Task instructions ▸ Retype the whole listing, please, keeping every line exact and dropping the pictures.

·····

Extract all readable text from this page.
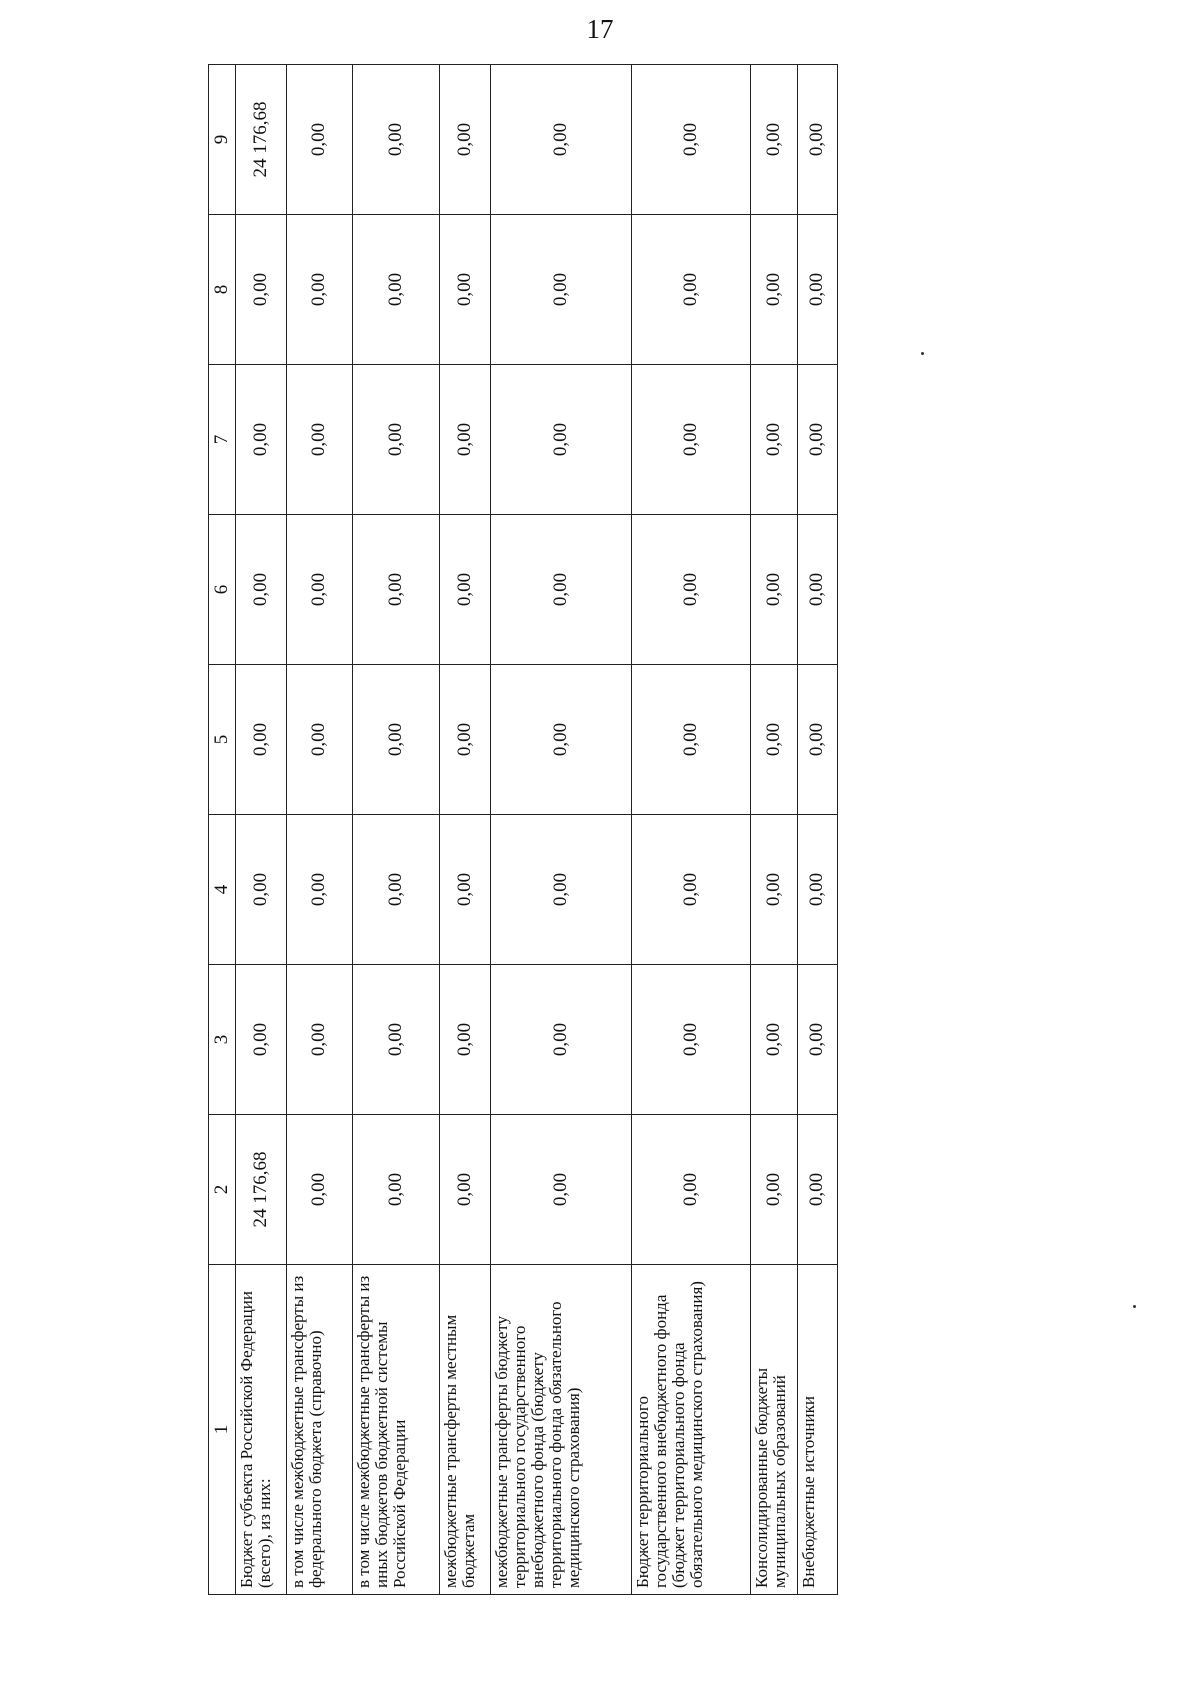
17
1	2	3	4	5	6	7	8	9
Бюджет субъекта Российской Федерации (всего), из них:	24 176,68	0,00	0,00	0,00	0,00	0,00	0,00	24 176,68
в том числе межбюджетные трансферты из федерального бюджета (справочно)	0,00	0,00	0,00	0,00	0,00	0,00	0,00	0,00
в том числе межбюджетные трансферты из иных бюджетов бюджетной системы Российской Федерации	0,00	0,00	0,00	0,00	0,00	0,00	0,00	0,00
межбюджетные трансферты местным бюджетам	0,00	0,00	0,00	0,00	0,00	0,00	0,00	0,00
межбюджетные трансферты бюджету территориального государственного внебюджетного фонда (бюджету территориального фонда обязательного медицинского страхования)	0,00	0,00	0,00	0,00	0,00	0,00	0,00	0,00
Бюджет территориального государственного внебюджетного фонда (бюджет территориального фонда обязательного медицинского страхования)	0,00	0,00	0,00	0,00	0,00	0,00	0,00	0,00
Консолидированные бюджеты муниципальных образований	0,00	0,00	0,00	0,00	0,00	0,00	0,00	0,00
Внебюджетные источники	0,00	0,00	0,00	0,00	0,00	0,00	0,00	0,00
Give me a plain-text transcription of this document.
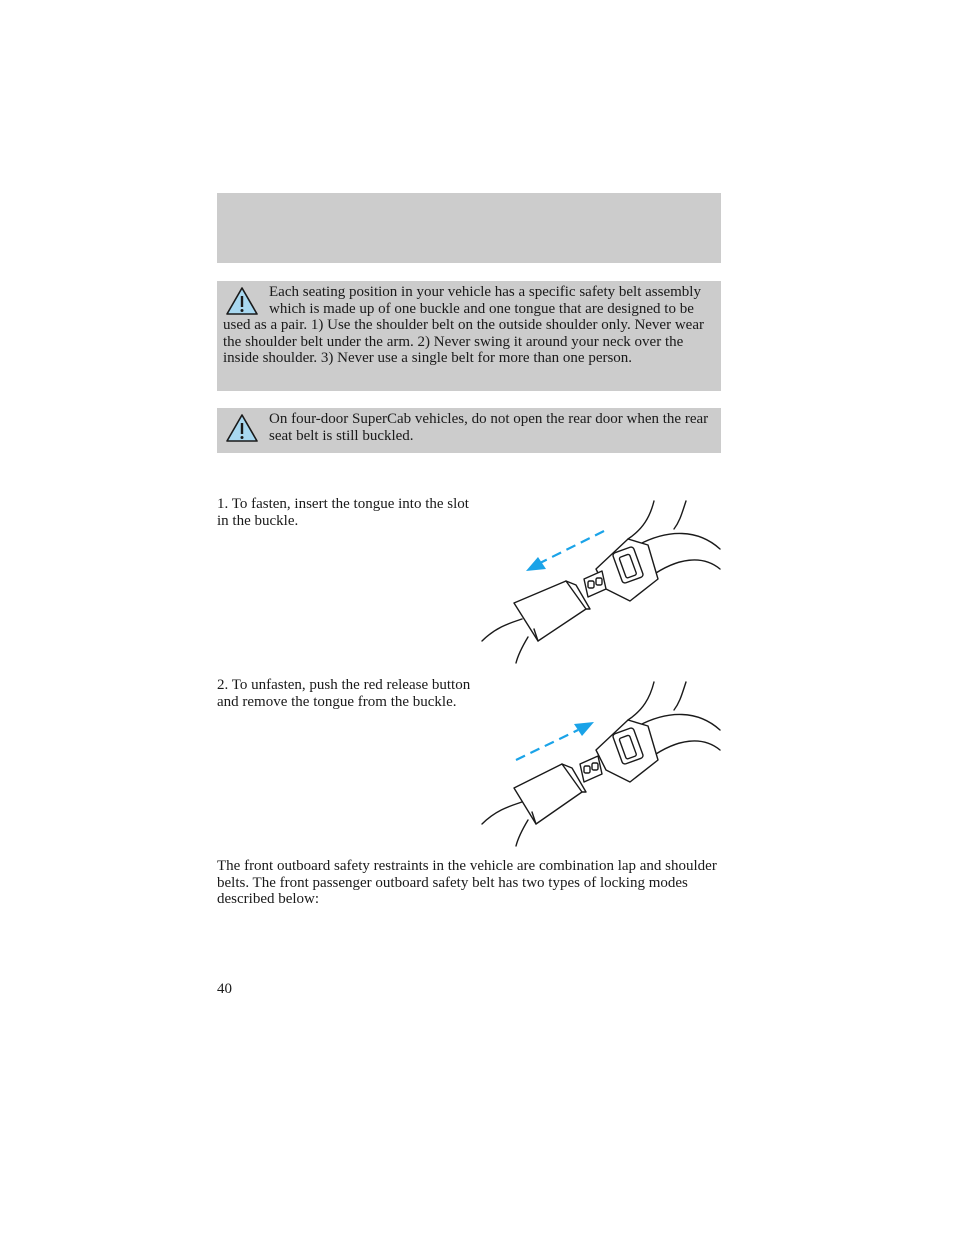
Each seating position in your vehicle has a specific safety belt assembly which is made up of one buckle and one tongue that are designed to be used as a pair. 1) Use the shoulder belt on the outside shoulder only. Never wear the shoulder belt under the arm. 2) Never swing it around your neck over the inside shoulder. 3) Never use a single belt for more than one person.
On four-door SuperCab vehicles, do not open the rear door when the rear seat belt is still buckled.
1. To fasten, insert the tongue into the slot in the buckle.
2. To unfasten, push the red release button and remove the tongue from the buckle.
The front outboard safety restraints in the vehicle are combination lap and shoulder belts. The front passenger outboard safety belt has two types of locking modes described below:
40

·····

In response ▸
Extract all readable text from this page.
17
1	2	3	4	5	6	7	8	9
Бюджет субъекта Российской Федерации (всего), из них:	24 176,68	0,00	0,00	0,00	0,00	0,00	0,00	24 176,68
в том числе межбюджетные трансферты из федерального бюджета (справочно)	0,00	0,00	0,00	0,00	0,00	0,00	0,00	0,00
в том числе межбюджетные трансферты из иных бюджетов бюджетной системы Российской Федерации	0,00	0,00	0,00	0,00	0,00	0,00	0,00	0,00
межбюджетные трансферты местным бюджетам	0,00	0,00	0,00	0,00	0,00	0,00	0,00	0,00
межбюджетные трансферты бюджету территориального государственного внебюджетного фонда (бюджету территориального фонда обязательного медицинского страхования)	0,00	0,00	0,00	0,00	0,00	0,00	0,00	0,00
Бюджет территориального государственного внебюджетного фонда (бюджет территориального фонда обязательного медицинского страхования)	0,00	0,00	0,00	0,00	0,00	0,00	0,00	0,00
Консолидированные бюджеты муниципальных образований	0,00	0,00	0,00	0,00	0,00	0,00	0,00	0,00
Внебюджетные источники	0,00	0,00	0,00	0,00	0,00	0,00	0,00	0,00
Give me a plain-text transcription of this document.
Each seating position in your vehicle has a specific safety belt assembly which is made up of one buckle and one tongue that are designed to be used as a pair. 1) Use the shoulder belt on the outside shoulder only. Never wear the shoulder belt under the arm. 2) Never swing it around your neck over the inside shoulder. 3) Never use a single belt for more than one person.
On four-door SuperCab vehicles, do not open the rear door when the rear seat belt is still buckled.
1. To fasten, insert the tongue into the slot in the buckle.
2. To unfasten, push the red release button and remove the tongue from the buckle.
The front outboard safety restraints in the vehicle are combination lap and shoulder belts. The front passenger outboard safety belt has two types of locking modes described below:
40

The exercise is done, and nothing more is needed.